À VOUS —
Indiquez si chaque affirmation concorde avec l'article sur Maéva, par oui ou par non, et citez mot pour mot le passage de l'article qui tranche.
1. Maéva a 23 ans.
2. Maéva a la possibilité de redoubler.
3. La réforme impose une sélection entre la Licence et le Master.

ARTICLE PROPOSÉ —
•••

Montpellier : Maéva, une étudiante “sans fac“, veut ”se battre” pour poursuivre ses études

Maéva, titulaire d'un Master 1 en psychologie à l'université Paul Valéry de Montpellier - septembre 2017 / © France 3 LR
Maéva, titulaire d'un Master 1 en psychologie à l'université Paul Valéry de Montpellier - septembre 2017 / © France 3 LR

Les "sans fac" sont ces étudiants qui n'ont pas pu poursuivre leurs études dans leur filière car ils n'ont pas été sélectionnés. C'est le cas de Maéva, 23 ans, titulaire d'un Master 1 en psychlogie à l'université de Montpellier. Elle ne va "rien lâcher".

Par Z.S. avec D. Aldebert

La réforme entrée en vigueur cette année prévoit une sélection obligatoire entre la Licence et le Master. Une sélection existe aussi pour les étudiants qui ont déjà leur Master 1. C'est le cas de Maéva, titulaire d'un Master 1 en psychologie à l'université Paul Valéry de Montpellier.

"Se battre" pour poursuivre ses études


Maéva, 23 ans, ne va pas en cours en ce moment. Elle révise chez elle pour ne pas perdre le fil mais ce n'est pas par choix. Titulaire d'un Master 1 en pscychologie clinique, elle s'est vu refuser son inscription en Master 2 à l'université Paul Valéry de Montpellier. Elle est dans une impasse : elle ne peut ni redoubler ni continuer ses études. Elle assure qu'elle va "se battre" pour poursuivre ses études.

•••

LIGNES DE DONNÉES —
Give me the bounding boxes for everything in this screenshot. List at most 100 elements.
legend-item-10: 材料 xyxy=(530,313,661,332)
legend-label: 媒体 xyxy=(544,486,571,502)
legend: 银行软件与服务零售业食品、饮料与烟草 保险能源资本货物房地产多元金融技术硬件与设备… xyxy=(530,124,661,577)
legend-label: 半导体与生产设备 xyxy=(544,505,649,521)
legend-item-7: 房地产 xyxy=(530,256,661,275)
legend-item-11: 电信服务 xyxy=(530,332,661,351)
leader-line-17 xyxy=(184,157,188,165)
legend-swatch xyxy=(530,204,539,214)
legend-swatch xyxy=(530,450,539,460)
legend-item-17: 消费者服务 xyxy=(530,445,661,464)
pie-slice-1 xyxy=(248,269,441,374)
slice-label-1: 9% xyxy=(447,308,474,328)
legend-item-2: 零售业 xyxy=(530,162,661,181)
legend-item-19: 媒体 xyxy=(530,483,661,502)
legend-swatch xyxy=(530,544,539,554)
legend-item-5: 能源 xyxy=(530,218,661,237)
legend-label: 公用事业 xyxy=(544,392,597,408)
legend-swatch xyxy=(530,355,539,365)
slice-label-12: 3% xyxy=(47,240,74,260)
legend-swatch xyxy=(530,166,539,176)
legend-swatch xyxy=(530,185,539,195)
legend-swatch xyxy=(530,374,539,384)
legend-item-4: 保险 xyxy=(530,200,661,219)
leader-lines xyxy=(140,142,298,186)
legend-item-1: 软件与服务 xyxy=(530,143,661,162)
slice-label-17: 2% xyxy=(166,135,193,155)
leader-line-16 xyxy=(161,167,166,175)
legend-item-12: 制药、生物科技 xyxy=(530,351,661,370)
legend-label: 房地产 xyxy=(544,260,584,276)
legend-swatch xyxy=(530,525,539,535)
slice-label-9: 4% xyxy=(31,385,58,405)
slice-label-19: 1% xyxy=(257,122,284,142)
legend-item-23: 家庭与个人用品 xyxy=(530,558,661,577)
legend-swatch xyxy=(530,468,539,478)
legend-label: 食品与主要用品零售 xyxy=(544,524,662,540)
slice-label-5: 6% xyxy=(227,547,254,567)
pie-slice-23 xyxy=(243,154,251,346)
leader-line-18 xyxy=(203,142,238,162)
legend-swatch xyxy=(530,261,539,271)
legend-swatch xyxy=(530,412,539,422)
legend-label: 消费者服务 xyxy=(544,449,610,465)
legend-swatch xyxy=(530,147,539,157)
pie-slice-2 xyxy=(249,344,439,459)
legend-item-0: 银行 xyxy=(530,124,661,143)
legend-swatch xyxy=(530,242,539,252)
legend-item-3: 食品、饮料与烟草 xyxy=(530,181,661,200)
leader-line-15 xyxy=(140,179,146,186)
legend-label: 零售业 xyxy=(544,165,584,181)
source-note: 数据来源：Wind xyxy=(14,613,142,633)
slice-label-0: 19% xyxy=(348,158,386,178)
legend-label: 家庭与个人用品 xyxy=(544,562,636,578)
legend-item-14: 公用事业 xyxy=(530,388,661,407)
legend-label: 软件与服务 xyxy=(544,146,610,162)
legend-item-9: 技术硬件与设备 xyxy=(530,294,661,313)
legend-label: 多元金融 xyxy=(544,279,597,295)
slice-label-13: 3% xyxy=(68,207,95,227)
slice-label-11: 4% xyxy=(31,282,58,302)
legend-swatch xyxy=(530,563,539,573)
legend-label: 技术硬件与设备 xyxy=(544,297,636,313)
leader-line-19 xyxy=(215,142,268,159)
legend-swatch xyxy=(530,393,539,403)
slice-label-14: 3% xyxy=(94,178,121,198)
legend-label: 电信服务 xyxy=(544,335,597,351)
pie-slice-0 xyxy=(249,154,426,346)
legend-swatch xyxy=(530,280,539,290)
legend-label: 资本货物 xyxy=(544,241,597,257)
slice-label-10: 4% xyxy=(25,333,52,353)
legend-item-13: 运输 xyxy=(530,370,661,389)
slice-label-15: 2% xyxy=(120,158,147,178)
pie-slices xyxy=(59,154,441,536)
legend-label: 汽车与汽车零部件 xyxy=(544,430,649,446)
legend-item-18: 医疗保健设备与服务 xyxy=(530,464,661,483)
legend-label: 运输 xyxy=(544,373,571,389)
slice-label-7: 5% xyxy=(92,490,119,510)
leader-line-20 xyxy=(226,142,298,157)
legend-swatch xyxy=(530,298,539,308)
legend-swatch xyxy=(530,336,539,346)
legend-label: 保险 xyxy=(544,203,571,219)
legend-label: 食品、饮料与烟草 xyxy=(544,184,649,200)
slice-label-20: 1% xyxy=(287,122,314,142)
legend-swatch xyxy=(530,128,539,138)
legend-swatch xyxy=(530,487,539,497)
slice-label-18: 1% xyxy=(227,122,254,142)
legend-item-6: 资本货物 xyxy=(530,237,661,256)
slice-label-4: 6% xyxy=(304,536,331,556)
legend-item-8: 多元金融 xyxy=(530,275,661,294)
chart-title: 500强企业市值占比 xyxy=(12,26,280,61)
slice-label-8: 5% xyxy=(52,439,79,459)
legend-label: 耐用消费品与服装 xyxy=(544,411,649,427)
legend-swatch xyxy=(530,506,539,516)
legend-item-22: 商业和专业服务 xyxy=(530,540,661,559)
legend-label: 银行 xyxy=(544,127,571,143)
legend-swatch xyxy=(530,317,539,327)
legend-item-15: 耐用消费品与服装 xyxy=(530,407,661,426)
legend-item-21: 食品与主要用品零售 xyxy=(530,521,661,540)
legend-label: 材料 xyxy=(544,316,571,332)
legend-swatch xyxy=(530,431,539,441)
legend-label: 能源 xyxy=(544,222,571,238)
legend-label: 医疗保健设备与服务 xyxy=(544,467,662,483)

•••

RÉPONSE FINALE —
1. Oui : « Maéva, 23 ans »
2. Non : « elle ne peut ni redoubler ni continuer ses études »
3. Oui : « prévoit une sélection obligatoire entre la Licence et le Master »